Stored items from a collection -
----------
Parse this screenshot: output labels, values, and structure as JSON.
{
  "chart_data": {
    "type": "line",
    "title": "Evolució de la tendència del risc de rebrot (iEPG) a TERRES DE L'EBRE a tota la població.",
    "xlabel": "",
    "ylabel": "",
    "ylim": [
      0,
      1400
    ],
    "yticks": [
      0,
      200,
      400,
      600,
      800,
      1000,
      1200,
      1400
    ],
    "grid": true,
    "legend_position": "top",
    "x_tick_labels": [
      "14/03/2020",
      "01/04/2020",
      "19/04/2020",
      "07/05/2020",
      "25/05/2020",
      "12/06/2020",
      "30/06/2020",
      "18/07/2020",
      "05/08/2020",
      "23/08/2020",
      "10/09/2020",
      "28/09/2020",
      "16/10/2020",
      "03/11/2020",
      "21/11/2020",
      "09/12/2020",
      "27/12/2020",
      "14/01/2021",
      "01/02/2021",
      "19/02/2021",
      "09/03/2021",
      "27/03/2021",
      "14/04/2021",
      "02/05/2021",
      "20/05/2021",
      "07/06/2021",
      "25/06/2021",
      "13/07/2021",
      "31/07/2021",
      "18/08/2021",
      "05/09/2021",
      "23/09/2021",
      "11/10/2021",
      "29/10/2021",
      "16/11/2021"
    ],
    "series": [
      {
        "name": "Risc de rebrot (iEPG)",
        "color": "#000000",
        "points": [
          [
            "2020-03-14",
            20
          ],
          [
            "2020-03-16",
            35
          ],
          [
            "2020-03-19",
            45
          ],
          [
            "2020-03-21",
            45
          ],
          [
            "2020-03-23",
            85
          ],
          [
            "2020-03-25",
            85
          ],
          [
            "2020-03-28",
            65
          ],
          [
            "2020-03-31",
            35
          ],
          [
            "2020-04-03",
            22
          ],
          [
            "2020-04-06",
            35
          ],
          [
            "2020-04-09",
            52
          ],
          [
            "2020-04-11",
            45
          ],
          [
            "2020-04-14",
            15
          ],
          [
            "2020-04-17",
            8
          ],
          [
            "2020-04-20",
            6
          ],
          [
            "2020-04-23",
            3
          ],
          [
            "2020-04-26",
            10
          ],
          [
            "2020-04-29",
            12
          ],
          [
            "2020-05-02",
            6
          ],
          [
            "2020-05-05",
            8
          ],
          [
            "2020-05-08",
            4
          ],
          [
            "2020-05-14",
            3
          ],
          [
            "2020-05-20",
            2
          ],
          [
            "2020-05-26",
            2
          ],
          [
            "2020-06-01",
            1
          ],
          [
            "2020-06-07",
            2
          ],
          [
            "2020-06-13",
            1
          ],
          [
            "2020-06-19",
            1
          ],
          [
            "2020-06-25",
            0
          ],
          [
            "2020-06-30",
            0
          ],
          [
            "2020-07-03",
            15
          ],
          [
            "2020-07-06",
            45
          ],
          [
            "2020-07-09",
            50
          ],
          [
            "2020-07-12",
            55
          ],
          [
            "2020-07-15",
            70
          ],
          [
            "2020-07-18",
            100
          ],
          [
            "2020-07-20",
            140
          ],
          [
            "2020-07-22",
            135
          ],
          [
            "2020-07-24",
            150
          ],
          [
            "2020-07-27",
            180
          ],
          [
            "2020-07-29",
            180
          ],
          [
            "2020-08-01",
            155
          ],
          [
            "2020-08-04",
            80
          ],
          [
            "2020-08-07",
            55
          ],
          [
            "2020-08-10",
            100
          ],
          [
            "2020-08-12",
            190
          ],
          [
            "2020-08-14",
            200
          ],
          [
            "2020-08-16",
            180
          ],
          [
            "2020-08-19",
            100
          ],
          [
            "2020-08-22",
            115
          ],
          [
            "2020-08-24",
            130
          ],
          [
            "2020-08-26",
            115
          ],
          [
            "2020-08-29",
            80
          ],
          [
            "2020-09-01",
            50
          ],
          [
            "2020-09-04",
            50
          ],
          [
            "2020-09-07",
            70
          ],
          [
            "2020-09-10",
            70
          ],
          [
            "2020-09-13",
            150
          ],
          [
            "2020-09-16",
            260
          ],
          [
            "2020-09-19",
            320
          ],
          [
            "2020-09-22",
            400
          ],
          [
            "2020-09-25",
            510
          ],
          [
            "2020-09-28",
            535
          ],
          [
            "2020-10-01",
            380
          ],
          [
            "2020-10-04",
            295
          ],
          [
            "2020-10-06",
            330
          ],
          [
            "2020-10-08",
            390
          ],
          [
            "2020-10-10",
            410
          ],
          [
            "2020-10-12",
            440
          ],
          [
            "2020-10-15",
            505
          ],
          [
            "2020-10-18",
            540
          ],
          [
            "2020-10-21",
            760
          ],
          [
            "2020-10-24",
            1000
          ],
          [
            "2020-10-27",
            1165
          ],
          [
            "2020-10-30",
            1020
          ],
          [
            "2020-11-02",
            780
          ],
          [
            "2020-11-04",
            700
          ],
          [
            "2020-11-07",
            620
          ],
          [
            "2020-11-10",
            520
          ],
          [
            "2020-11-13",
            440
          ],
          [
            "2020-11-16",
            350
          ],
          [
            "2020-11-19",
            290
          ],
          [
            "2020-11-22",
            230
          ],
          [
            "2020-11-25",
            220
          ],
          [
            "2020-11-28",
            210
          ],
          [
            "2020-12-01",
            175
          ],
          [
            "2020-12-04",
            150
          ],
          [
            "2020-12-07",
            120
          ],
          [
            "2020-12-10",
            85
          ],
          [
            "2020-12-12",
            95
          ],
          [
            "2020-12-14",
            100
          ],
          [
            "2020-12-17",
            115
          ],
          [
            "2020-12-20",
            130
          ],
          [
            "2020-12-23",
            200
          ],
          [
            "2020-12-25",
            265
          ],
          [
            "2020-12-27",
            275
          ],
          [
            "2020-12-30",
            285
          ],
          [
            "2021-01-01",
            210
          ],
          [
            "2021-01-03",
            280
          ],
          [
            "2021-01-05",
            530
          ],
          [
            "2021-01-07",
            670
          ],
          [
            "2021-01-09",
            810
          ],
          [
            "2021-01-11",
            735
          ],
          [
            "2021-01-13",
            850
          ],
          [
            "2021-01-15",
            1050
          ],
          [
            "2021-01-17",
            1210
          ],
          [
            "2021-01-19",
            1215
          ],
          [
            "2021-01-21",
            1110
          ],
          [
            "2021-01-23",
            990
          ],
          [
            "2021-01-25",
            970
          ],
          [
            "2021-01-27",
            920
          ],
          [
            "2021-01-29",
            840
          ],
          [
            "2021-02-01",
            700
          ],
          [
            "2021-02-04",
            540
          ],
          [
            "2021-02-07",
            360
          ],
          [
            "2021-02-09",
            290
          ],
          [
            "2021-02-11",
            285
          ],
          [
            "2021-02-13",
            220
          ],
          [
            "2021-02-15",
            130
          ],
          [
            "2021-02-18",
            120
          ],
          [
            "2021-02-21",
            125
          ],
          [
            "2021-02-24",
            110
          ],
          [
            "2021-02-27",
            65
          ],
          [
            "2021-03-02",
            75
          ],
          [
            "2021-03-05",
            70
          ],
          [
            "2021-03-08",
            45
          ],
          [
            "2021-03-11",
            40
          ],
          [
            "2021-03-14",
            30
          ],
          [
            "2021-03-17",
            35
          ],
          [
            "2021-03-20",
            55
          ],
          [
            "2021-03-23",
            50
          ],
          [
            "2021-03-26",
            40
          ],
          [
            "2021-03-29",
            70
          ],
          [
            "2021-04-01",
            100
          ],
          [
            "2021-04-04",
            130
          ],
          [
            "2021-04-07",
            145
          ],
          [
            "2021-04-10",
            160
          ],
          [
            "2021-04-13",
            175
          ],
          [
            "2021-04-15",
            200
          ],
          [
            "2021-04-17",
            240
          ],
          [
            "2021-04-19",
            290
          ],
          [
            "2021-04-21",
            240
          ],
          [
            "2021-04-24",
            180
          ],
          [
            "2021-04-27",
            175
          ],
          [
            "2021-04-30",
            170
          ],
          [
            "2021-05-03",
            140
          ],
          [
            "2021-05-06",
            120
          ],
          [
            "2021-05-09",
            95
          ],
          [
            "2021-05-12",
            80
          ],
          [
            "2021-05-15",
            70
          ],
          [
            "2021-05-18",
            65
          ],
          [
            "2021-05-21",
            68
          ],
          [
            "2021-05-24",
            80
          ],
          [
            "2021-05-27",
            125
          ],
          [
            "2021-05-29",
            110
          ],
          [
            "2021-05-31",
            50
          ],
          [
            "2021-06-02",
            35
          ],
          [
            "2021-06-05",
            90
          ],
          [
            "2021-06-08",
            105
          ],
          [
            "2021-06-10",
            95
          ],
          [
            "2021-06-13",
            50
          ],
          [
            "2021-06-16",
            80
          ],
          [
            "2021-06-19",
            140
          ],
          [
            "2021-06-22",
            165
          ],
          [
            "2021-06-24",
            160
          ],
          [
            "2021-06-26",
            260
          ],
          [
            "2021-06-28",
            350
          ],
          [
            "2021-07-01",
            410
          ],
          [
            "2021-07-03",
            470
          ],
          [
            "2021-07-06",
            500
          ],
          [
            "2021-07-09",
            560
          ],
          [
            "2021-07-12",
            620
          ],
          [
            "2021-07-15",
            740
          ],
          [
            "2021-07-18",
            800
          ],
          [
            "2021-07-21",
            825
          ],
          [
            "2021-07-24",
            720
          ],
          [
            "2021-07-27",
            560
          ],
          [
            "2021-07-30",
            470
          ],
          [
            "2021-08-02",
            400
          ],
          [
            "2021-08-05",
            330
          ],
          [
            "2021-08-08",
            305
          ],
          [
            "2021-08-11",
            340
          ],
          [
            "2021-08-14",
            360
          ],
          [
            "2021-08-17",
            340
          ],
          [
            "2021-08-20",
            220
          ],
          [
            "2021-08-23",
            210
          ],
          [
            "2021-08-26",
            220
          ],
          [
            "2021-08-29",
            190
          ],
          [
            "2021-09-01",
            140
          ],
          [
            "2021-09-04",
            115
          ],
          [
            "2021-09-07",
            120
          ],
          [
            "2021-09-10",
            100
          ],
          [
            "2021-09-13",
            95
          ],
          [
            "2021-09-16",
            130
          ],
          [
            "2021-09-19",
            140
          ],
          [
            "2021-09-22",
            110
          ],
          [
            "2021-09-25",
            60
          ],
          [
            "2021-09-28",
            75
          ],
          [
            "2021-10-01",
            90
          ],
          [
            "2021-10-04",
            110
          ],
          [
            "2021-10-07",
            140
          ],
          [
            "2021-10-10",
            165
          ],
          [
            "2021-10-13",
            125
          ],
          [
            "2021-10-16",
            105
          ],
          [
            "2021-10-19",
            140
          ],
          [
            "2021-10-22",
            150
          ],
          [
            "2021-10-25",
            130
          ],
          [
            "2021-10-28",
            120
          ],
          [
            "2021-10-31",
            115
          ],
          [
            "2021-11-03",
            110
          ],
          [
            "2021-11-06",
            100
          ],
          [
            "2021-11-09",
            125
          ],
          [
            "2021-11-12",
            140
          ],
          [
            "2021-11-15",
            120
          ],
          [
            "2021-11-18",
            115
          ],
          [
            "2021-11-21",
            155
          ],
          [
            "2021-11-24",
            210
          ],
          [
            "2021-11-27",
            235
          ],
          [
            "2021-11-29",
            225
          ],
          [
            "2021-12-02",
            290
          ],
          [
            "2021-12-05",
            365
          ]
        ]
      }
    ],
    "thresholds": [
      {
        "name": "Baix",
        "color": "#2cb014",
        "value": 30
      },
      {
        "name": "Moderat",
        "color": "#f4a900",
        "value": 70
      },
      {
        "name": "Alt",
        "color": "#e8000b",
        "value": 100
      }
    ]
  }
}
----------
Show the lines where the word "color" appears in the entries.

        "color": "#000000",
        "color": "#2cb014",
        "color": "#f4a900",
        "color": "#e8000b",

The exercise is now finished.